── TEXTO DE LECTURA

Plantar un árbol, o dos, o un millar es una buena ayuda. Pero no sirve de nada si no se hace cuándo y dónde debe hacerse. De hecho, no sería muy extraño que con el argumento de que "la reforestación no funcionó", se decida vender el terreno y despedirse no sólo del bosque que se perdió, sino del que pudo haber regresado. 

No nos sobran bosques, y cada vez están en peores condiciones. Entre las muchas cosas que quedan por hacer y que, por su naturaleza, deberían incumbir a todo aquel que se considere pagano, es recuperar el conocimiento relacionado con los bosques; las especies que los habitan, los modos en los que éstas interactúan, entender cuál es el papel del hombre en los bosques, a los cuales puede - y debería- defender, no sólo desde la posición de un voluntariado de emergencia, sino como una fuente de trabajo digno, que tampoco nos sobra, así como contribuir a revalorar los bosques - y otros entornos naturales-, como un espacio de educación y cultura que no podemos permitirnos perder. Este no es un trabajo que se pueda conseguir en un año o dos, pero es una labor que debe hacerse, que cualquiera puede empezar a hacer, y en la cual cada objetivo alcanzado, por pequeño que sea, es un gran logro, aún cuando no sirva a fines publicitarios.

────

■ EJERCICIO A ■
Según el texto sobre los bosques, ¿qué se podría decidir hacer con el terreno usando el argumento de que "la reforestación no funcionó"?

── DATOS PROPORCIONADOS

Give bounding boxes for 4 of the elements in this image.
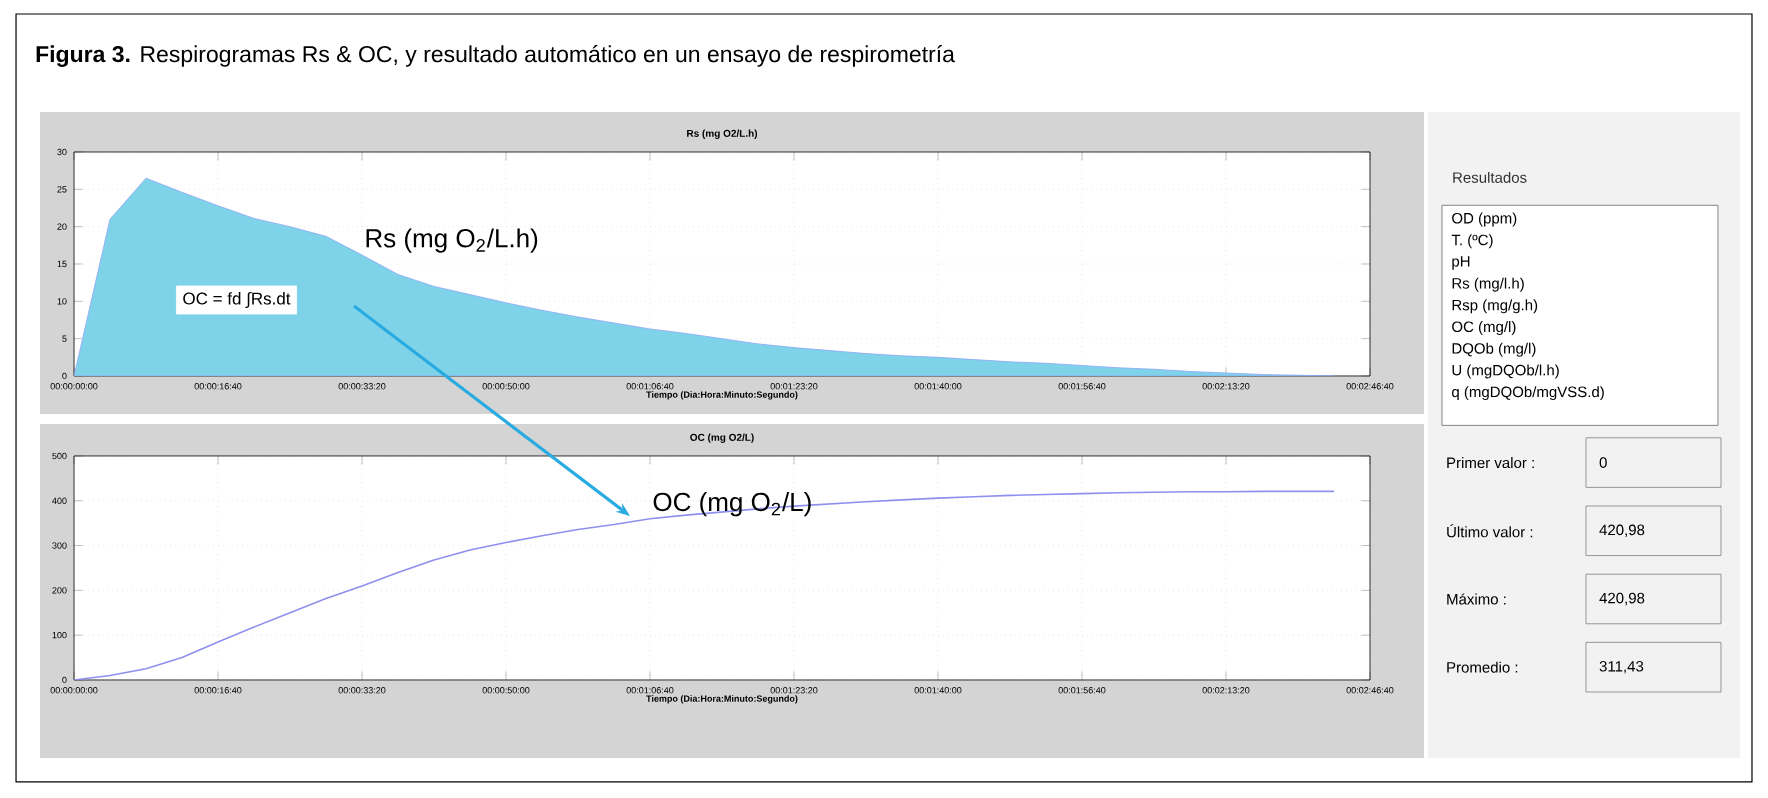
annotation: OC = fd ∫Rs.dt (183, 291, 291, 309)
annotation: Rs (mg O$_{2}$/L.h) (366, 228, 538, 253)
annotation: OC (mg O$_{2}$/L) (653, 492, 811, 517)
text: Figura 3. Respirogramas Rs & OC, y resultado automático en un ensayo de respirometría (36, 45, 955, 67)
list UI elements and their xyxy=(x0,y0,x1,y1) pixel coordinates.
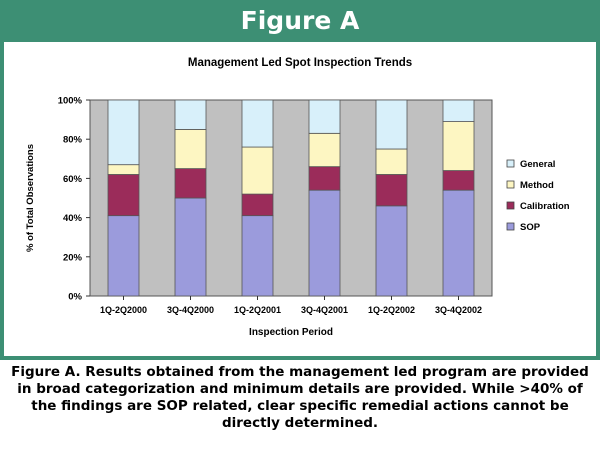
bar-sop-2 xyxy=(174,197,207,297)
bar-sop-4 xyxy=(308,189,341,297)
legend-label-calibration: Calibration xyxy=(520,201,570,212)
bar-method-4 xyxy=(308,132,341,168)
figure-frame: Figure A Management Led Spot Inspection … xyxy=(0,0,600,360)
bar-method-6 xyxy=(442,121,475,171)
legend-swatch-calibration xyxy=(506,201,515,210)
bar-calibration-2 xyxy=(174,168,207,199)
bar-general-3 xyxy=(241,99,274,148)
bar-calibration-1 xyxy=(107,174,140,217)
chart-panel: Management Led Spot Inspection Trends 0% 2… xyxy=(4,42,596,356)
bar-sop-5 xyxy=(375,205,408,297)
bar-calibration-4 xyxy=(308,166,341,191)
bar-general-4 xyxy=(308,99,341,134)
bar-sop-1 xyxy=(107,215,140,297)
bar-calibration-5 xyxy=(375,174,408,207)
x-tick-label: 1Q-2Q2001 xyxy=(234,305,281,315)
bar-method-2 xyxy=(174,129,207,170)
legend-swatch-method xyxy=(506,180,515,189)
chart-title: Management Led Spot Inspection Trends xyxy=(188,57,412,69)
y-tick-label: 100% xyxy=(58,96,83,107)
legend-swatch-sop xyxy=(506,222,515,231)
legend-label-method: Method xyxy=(520,180,554,191)
bar-method-5 xyxy=(375,148,408,175)
y-tick-label: 20% xyxy=(63,252,83,263)
bar-calibration-3 xyxy=(241,193,274,217)
bar-sop-3 xyxy=(241,215,274,297)
legend-label-general: General xyxy=(520,159,555,170)
y-tick-label: 0% xyxy=(68,292,82,303)
legend-label-sop: SOP xyxy=(520,222,541,233)
bar-general-1 xyxy=(107,99,140,166)
bar-calibration-6 xyxy=(442,170,475,191)
figure-label: Figure A xyxy=(240,6,360,35)
x-tick-label: 3Q-4Q2001 xyxy=(301,305,348,315)
y-tick-label: 60% xyxy=(63,174,83,185)
bar-method-1 xyxy=(107,164,140,175)
y-tick-label: 80% xyxy=(63,135,83,146)
y-tick-label: 40% xyxy=(63,213,83,224)
x-tick-label: 1Q-2Q2000 xyxy=(100,305,147,315)
chart-svg: Management Led Spot Inspection Trends 0% 2… xyxy=(25,57,570,338)
plot-area xyxy=(89,99,493,297)
bar-method-3 xyxy=(241,146,274,195)
x-tick-label: 1Q-2Q2002 xyxy=(368,305,415,315)
y-axis-label: % of Total Observations xyxy=(25,144,36,252)
bar-general-6 xyxy=(442,99,475,122)
bar-general-2 xyxy=(174,99,207,130)
x-axis-label: Inspection Period xyxy=(249,327,333,338)
legend-swatch-general xyxy=(506,159,515,168)
bar-general-5 xyxy=(375,99,408,150)
figure-caption: Figure A. Results obtained from the mana… xyxy=(11,364,589,431)
x-tick-label: 3Q-4Q2000 xyxy=(167,305,214,315)
x-tick-label: 3Q-4Q2002 xyxy=(435,305,482,315)
bar-sop-6 xyxy=(442,189,475,297)
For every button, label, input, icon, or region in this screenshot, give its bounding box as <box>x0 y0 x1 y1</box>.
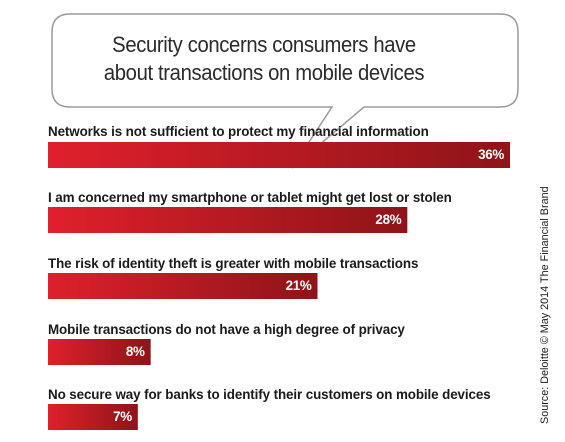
chart-title-line-1: Security concerns consumers have <box>112 32 416 57</box>
chart-title-line-2: about transactions on mobile devices <box>103 60 425 85</box>
category-label: I am concerned my smartphone or tablet m… <box>48 190 452 205</box>
bar-1 <box>48 142 510 168</box>
bar-value-label: 8% <box>125 344 145 359</box>
bar-2 <box>48 207 408 233</box>
bar-value-label: 36% <box>478 147 504 162</box>
speech-bubble <box>51 13 519 169</box>
category-label: Networks is not sufficient to protect my… <box>48 124 429 139</box>
bar-4 <box>48 339 151 365</box>
category-label: No secure way for banks to identify thei… <box>48 387 491 402</box>
category-label: The risk of identity theft is greater wi… <box>48 256 419 271</box>
bar-value-label: 21% <box>285 278 312 293</box>
bar-3 <box>48 273 318 299</box>
bar-value-label: 7% <box>113 409 132 424</box>
source-note: Source: Deloitte © May 2014 The Financia… <box>539 186 551 424</box>
bar-5 <box>48 404 138 430</box>
chart-title: Security concerns consumers have about t… <box>82 31 446 87</box>
category-label: Mobile transactions do not have a high d… <box>48 322 405 337</box>
bar-value-label: 28% <box>375 212 402 227</box>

────

■ EJERCICIO B ■
En las filas, desde la línea que contiene "annotation: OC = fd" hasta la línea que contiene "list UI elements", ambas incluidas, cambia "annotation" por "anotación" y escribe solo esas líneas, sin tocar nada más.

■ RESPUESTA A ■
Venderlo.

■ RESPUESTA B ■
anotación: OC = fd ∫Rs.dt (183, 291, 291, 309)
anotación: Rs (mg O$_{2}$/L.h) (366, 228, 538, 253)
anotación: OC (mg O$_{2}$/L) (653, 492, 811, 517)
text: Figura 3. Respirogramas Rs & OC, y resultado automático en un ensayo de respirometría (36, 45, 955, 67)
list UI elements and their xyxy=(x0,y0,x1,y1) pixel coordinates.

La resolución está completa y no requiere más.